▶ [STATED TASK]: Find how many lines contain the word "JSON" and state that number alone.

▶ [EXERCISE INPUT]:

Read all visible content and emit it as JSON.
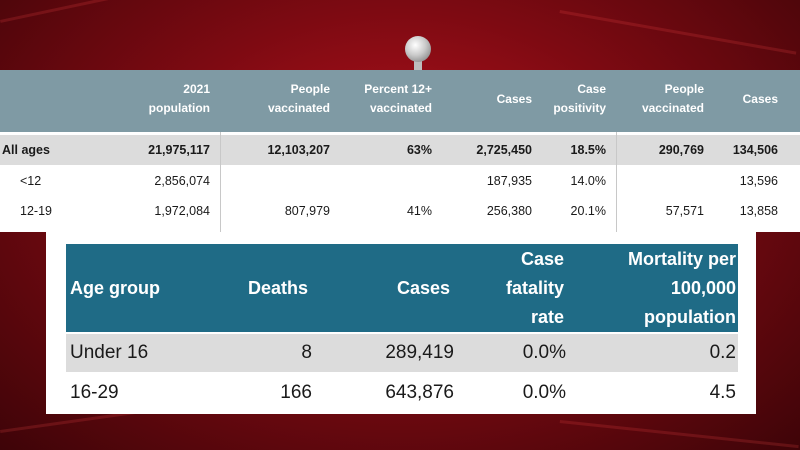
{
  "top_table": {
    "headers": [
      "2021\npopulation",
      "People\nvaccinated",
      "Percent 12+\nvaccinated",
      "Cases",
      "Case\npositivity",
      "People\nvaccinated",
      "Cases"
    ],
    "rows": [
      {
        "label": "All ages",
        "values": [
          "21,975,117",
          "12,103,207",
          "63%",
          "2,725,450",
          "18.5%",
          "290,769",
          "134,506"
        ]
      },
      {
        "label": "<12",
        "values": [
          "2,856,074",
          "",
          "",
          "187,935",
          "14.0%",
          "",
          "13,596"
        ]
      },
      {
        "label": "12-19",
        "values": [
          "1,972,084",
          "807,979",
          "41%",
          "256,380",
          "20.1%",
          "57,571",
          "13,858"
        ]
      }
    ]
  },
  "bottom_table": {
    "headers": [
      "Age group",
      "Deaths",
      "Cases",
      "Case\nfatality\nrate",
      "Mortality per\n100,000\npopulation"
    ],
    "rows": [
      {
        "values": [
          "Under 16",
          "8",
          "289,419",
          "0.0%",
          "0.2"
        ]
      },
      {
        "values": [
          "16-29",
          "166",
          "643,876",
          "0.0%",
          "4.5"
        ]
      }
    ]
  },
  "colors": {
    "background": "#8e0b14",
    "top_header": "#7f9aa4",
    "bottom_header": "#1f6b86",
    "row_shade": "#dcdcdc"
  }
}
==
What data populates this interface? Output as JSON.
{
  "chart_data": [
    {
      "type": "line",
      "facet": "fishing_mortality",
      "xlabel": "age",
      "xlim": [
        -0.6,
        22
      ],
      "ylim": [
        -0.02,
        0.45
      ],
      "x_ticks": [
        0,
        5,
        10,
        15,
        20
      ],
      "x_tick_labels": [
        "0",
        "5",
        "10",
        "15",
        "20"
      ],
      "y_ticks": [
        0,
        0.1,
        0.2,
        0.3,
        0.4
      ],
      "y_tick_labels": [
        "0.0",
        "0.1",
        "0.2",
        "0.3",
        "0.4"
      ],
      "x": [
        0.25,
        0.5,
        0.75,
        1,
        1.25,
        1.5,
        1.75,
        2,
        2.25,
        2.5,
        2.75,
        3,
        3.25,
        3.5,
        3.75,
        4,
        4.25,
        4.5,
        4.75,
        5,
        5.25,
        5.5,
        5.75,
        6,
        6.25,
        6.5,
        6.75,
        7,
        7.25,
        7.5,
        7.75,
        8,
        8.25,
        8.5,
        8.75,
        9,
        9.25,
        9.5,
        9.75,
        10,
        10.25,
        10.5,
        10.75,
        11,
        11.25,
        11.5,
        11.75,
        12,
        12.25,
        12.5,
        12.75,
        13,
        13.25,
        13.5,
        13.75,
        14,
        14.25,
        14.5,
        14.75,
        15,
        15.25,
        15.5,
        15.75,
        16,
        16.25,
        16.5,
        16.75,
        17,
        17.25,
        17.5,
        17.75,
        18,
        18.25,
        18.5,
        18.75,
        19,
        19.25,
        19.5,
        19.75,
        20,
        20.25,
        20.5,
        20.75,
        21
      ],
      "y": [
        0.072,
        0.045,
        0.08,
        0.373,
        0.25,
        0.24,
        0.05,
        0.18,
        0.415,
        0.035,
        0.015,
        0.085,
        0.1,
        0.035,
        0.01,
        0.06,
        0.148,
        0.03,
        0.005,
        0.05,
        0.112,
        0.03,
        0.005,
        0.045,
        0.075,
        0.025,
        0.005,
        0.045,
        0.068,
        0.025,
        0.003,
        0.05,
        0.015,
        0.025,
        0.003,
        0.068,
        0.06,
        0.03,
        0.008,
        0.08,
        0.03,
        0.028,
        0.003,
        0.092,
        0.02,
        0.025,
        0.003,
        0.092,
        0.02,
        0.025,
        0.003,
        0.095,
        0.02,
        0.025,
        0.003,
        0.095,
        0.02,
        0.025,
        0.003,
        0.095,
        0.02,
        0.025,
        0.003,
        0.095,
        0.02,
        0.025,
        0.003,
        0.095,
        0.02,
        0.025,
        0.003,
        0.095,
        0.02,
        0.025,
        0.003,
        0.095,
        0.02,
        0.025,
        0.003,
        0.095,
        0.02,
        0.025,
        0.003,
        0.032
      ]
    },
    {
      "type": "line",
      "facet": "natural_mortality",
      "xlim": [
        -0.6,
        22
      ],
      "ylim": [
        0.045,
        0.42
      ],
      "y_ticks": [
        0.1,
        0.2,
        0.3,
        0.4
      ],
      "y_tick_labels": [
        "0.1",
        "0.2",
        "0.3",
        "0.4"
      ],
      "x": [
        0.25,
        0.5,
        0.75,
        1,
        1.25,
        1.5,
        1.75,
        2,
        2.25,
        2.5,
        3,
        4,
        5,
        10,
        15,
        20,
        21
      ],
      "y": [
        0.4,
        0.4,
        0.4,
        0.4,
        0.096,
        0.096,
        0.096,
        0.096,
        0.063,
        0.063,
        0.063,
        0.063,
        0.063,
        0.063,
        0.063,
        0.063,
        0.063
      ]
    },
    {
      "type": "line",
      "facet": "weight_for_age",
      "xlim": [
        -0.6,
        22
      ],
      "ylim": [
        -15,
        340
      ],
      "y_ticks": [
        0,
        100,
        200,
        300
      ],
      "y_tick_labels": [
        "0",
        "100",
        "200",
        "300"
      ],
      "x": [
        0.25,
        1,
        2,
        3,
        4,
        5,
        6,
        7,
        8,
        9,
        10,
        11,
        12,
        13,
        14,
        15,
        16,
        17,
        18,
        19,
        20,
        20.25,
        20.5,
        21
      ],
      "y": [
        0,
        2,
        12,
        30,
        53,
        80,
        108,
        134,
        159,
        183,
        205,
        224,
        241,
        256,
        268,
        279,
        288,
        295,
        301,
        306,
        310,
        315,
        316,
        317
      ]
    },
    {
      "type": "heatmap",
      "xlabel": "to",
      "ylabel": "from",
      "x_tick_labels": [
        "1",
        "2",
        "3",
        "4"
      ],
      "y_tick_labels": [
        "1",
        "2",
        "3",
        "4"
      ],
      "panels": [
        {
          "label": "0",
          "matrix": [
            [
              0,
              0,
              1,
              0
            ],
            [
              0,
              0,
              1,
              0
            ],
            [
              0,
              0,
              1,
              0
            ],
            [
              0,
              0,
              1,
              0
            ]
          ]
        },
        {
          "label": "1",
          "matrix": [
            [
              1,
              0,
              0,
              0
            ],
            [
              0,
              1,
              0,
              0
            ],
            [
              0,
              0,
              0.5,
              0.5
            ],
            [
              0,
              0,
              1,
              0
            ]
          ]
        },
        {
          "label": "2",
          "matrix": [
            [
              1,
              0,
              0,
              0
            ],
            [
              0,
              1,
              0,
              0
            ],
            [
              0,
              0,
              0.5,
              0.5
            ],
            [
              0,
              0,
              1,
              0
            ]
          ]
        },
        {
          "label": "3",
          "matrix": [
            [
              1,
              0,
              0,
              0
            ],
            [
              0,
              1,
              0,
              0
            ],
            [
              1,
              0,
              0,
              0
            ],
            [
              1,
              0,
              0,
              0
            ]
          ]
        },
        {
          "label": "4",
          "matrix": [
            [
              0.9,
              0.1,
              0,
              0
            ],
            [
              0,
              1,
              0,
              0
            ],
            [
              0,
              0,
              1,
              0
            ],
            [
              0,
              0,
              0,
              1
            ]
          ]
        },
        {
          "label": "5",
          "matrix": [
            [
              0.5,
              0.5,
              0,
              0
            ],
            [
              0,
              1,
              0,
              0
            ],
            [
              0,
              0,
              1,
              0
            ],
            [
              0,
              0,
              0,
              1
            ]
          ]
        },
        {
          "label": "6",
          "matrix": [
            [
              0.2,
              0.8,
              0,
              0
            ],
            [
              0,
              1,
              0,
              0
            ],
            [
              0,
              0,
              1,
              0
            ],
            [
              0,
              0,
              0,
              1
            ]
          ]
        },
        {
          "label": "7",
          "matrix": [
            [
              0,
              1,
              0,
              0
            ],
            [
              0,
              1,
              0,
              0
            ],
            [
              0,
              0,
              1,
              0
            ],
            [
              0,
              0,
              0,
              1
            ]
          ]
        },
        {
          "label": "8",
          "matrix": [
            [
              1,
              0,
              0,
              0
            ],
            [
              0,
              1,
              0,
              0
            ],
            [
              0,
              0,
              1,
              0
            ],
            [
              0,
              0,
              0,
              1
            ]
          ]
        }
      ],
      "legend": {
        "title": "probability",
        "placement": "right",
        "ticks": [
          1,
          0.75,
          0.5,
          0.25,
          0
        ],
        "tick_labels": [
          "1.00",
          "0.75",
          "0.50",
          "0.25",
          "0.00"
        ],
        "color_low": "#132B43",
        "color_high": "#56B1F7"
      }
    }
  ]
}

▶ [ANSWER TO THIS TASK]: 2